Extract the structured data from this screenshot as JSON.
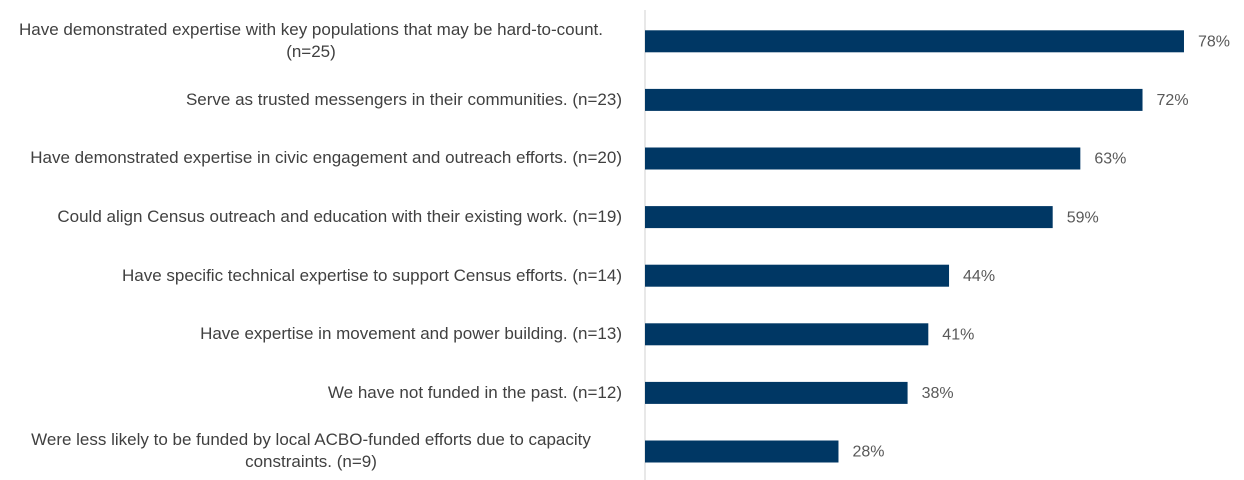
{
  "chart_data": {
    "type": "barh",
    "categories": [
      "Have demonstrated expertise with key populations that may be hard-to-count. (n=25)",
      "Serve as trusted messengers in their communities. (n=23)",
      "Have demonstrated expertise in civic engagement and outreach efforts. (n=20)",
      "Could align Census outreach and education with their existing work. (n=19)",
      "Have specific technical expertise to support Census efforts. (n=14)",
      "Have expertise in movement and power building. (n=13)",
      "We have not funded in the past. (n=12)",
      "Were less likely to be funded by local ACBO-funded efforts due to capacity constraints. (n=9)"
    ],
    "values": [
      78,
      72,
      63,
      59,
      44,
      41,
      38,
      28
    ],
    "value_labels": [
      "78%",
      "72%",
      "63%",
      "59%",
      "44%",
      "41%",
      "38%",
      "28%"
    ],
    "color": "#003764",
    "xlim": [
      0,
      100
    ]
  }
}
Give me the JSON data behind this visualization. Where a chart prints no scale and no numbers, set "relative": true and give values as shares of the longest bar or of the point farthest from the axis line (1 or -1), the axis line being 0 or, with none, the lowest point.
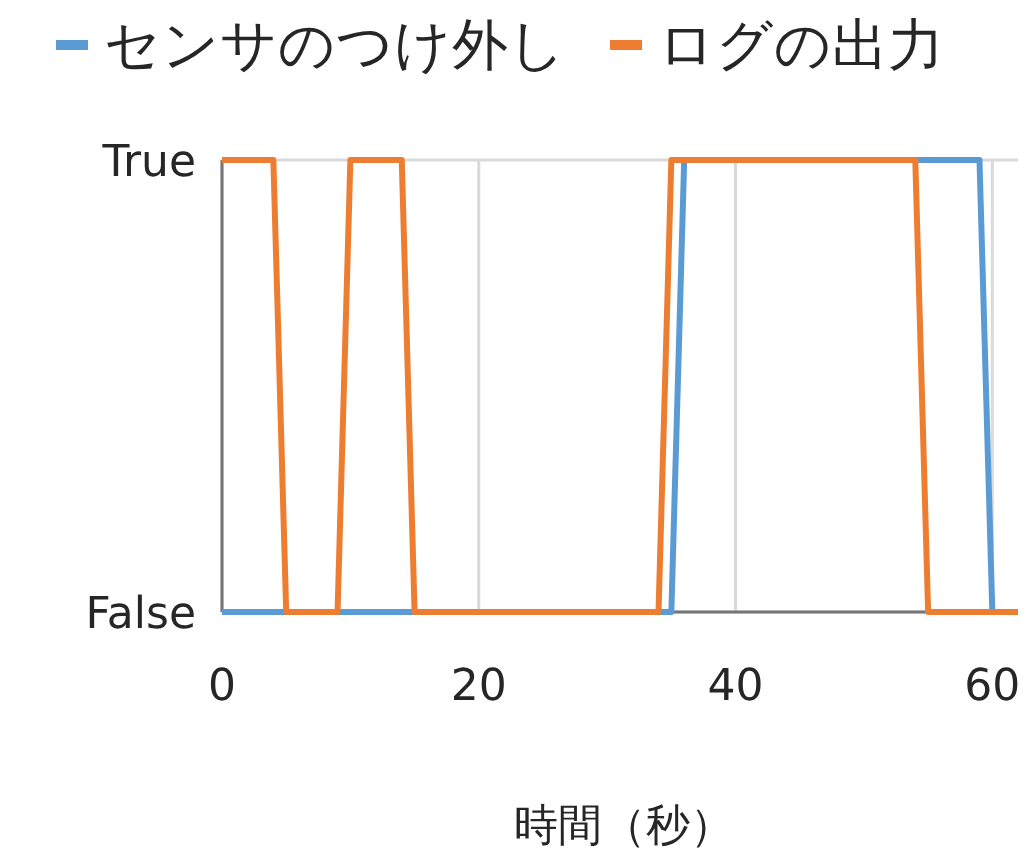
{
  "chart_data": {
    "type": "line",
    "xlabel": "時間（秒）",
    "xlim": [
      0,
      62
    ],
    "xticks": [
      0,
      20,
      40,
      60
    ],
    "relative": true,
    "annotations": [
      {
        "text": "True",
        "x": 0,
        "y": 1
      },
      {
        "text": "False",
        "x": 0,
        "y": 0
      }
    ],
    "grid": true,
    "legend": "top",
    "series": [
      {
        "name": "センサのつけ外し",
        "color": "#5b9bd5",
        "x": [
          0,
          35,
          36,
          59,
          60,
          62
        ],
        "values": [
          0,
          0,
          1,
          1,
          0,
          0
        ]
      },
      {
        "name": "ログの出力",
        "color": "#ed7d31",
        "x": [
          0,
          4,
          5,
          9,
          10,
          14,
          15,
          34,
          35,
          54,
          55,
          62
        ],
        "values": [
          1,
          1,
          0,
          0,
          1,
          1,
          0,
          0,
          1,
          1,
          0,
          0
        ]
      }
    ]
  }
}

### Do this
Retype all entries exactly as they appear, dropping the images.

### Correct result
Extract the structured data from this screenshot as JSON.
{
  "chart_data": {
    "type": "barh",
    "categories": [
      "Have demonstrated expertise with key populations that may be hard-to-count. (n=25)",
      "Serve as trusted messengers in their communities. (n=23)",
      "Have demonstrated expertise in civic engagement and outreach efforts. (n=20)",
      "Could align Census outreach and education with their existing work. (n=19)",
      "Have specific technical expertise to support Census efforts. (n=14)",
      "Have expertise in movement and power building. (n=13)",
      "We have not funded in the past. (n=12)",
      "Were less likely to be funded by local ACBO-funded efforts due to capacity constraints. (n=9)"
    ],
    "values": [
      78,
      72,
      63,
      59,
      44,
      41,
      38,
      28
    ],
    "value_labels": [
      "78%",
      "72%",
      "63%",
      "59%",
      "44%",
      "41%",
      "38%",
      "28%"
    ],
    "color": "#003764",
    "xlim": [
      0,
      100
    ]
  }
}
Give me the JSON data behind this visualization. Where a chart prints no scale and no numbers, set "relative": true and give values as shares of the longest bar or of the point farthest from the axis line (1 or -1), the axis line being 0 or, with none, the lowest point.
{
  "chart_data": {
    "type": "line",
    "xlabel": "時間（秒）",
    "xlim": [
      0,
      62
    ],
    "xticks": [
      0,
      20,
      40,
      60
    ],
    "relative": true,
    "annotations": [
      {
        "text": "True",
        "x": 0,
        "y": 1
      },
      {
        "text": "False",
        "x": 0,
        "y": 0
      }
    ],
    "grid": true,
    "legend": "top",
    "series": [
      {
        "name": "センサのつけ外し",
        "color": "#5b9bd5",
        "x": [
          0,
          35,
          36,
          59,
          60,
          62
        ],
        "values": [
          0,
          0,
          1,
          1,
          0,
          0
        ]
      },
      {
        "name": "ログの出力",
        "color": "#ed7d31",
        "x": [
          0,
          4,
          5,
          9,
          10,
          14,
          15,
          34,
          35,
          54,
          55,
          62
        ],
        "values": [
          1,
          1,
          0,
          0,
          1,
          1,
          0,
          0,
          1,
          1,
          0,
          0
        ]
      }
    ]
  }
}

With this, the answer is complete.